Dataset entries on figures
:::::

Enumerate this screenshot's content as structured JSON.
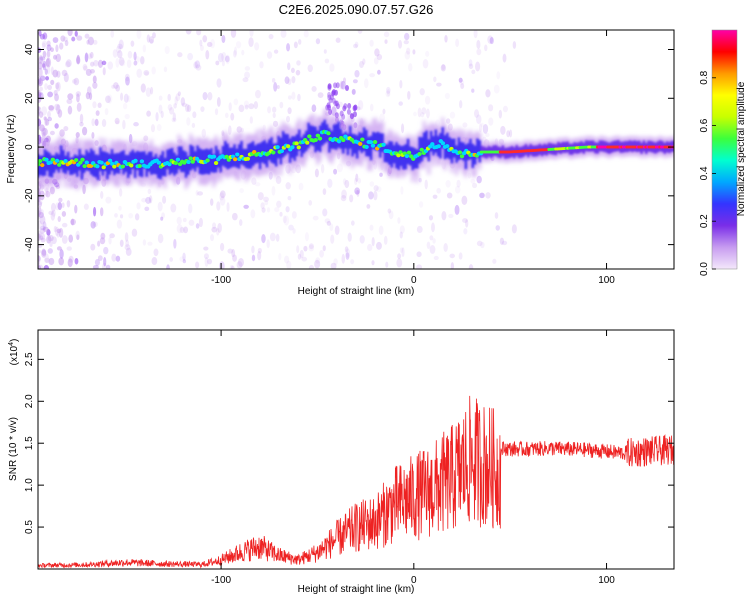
{
  "chart_data": [
    {
      "type": "heatmap",
      "title": "C2E6.2025.090.07.57.G26",
      "xlabel": "Height of straight line (km)",
      "ylabel": "Frequency (Hz)",
      "xlim": [
        -195,
        135
      ],
      "ylim": [
        -50,
        48
      ],
      "xticks": [
        -100,
        0,
        100
      ],
      "xtick_labels": [
        "-100",
        "0",
        "100"
      ],
      "yticks": [
        -40,
        -20,
        0,
        20,
        40
      ],
      "ytick_labels": [
        "-40",
        "-20",
        "0",
        "20",
        "40"
      ],
      "colorbar": {
        "label": "Normalized spectral amplitude",
        "range": [
          0,
          1
        ],
        "ticks": [
          0.0,
          0.2,
          0.4,
          0.6,
          0.8
        ],
        "tick_labels": [
          "0.0",
          "0.2",
          "0.4",
          "0.6",
          "0.8"
        ],
        "colormap": [
          "#f4e8fb",
          "#c79cf0",
          "#7a2ee8",
          "#3434ff",
          "#00a8ff",
          "#00ffd0",
          "#3cff3c",
          "#c8ff00",
          "#ffff00",
          "#ff9a00",
          "#ff0000",
          "#ff00a8"
        ]
      },
      "ridge": {
        "x": [
          -195,
          -180,
          -160,
          -140,
          -120,
          -100,
          -80,
          -60,
          -48,
          -40,
          -30,
          -20,
          -10,
          0,
          5,
          10,
          15,
          20,
          25,
          35,
          50,
          70,
          90,
          110,
          135
        ],
        "y": [
          -6,
          -6,
          -7,
          -7,
          -6,
          -5,
          -3,
          1,
          5,
          4,
          2,
          1,
          -2,
          -4,
          -1,
          1,
          2,
          -1,
          -3,
          -2,
          -2,
          -1,
          0,
          0,
          0
        ]
      }
    },
    {
      "type": "line",
      "title": "",
      "xlabel": "Height of straight line (km)",
      "ylabel": "SNR (10 * v/v)",
      "yscale_label": "(x10",
      "yscale_exp": "4",
      "xlim": [
        -195,
        135
      ],
      "ylim": [
        0,
        2.85
      ],
      "xticks": [
        -100,
        0,
        100
      ],
      "xtick_labels": [
        "-100",
        "0",
        "100"
      ],
      "yticks": [
        0.5,
        1.0,
        1.5,
        2.0,
        2.5
      ],
      "ytick_labels": [
        "0.5",
        "1.0",
        "1.5",
        "2.0",
        "2.5"
      ],
      "series": [
        {
          "name": "SNR",
          "color": "#ee2222",
          "x": [
            -195,
            -170,
            -150,
            -130,
            -110,
            -100,
            -90,
            -80,
            -70,
            -60,
            -50,
            -40,
            -30,
            -20,
            -10,
            0,
            10,
            20,
            30,
            40,
            44,
            46,
            50,
            60,
            70,
            80,
            90,
            100,
            110,
            120,
            135
          ],
          "y": [
            0.05,
            0.06,
            0.09,
            0.07,
            0.06,
            0.12,
            0.22,
            0.3,
            0.18,
            0.12,
            0.22,
            0.4,
            0.55,
            0.62,
            0.85,
            0.95,
            1.05,
            1.2,
            1.45,
            1.35,
            1.3,
            1.44,
            1.43,
            1.43,
            1.44,
            1.43,
            1.42,
            1.4,
            1.38,
            1.4,
            1.42
          ]
        }
      ]
    }
  ]
}
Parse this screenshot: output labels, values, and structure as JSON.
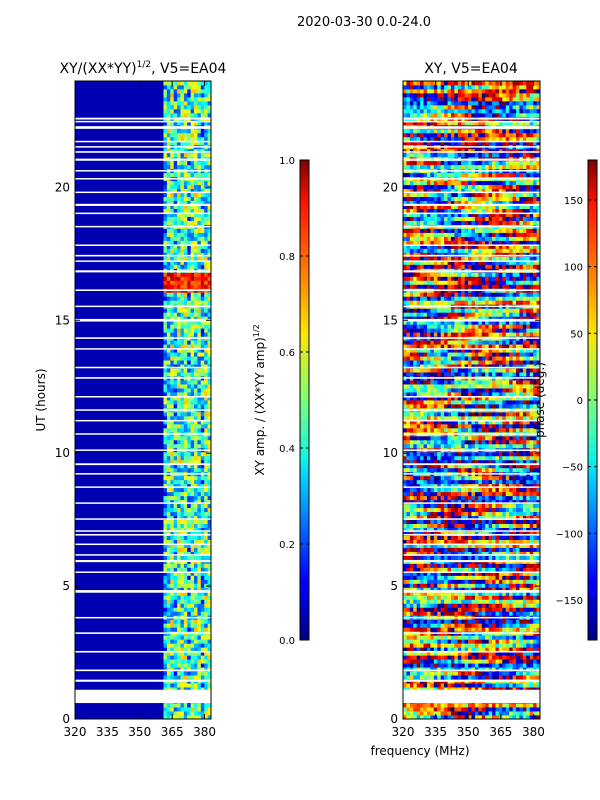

:::::

Work out how many lines in the entries hold the string "JSON". Your answer should consist solely of that number.

Expected answer: 2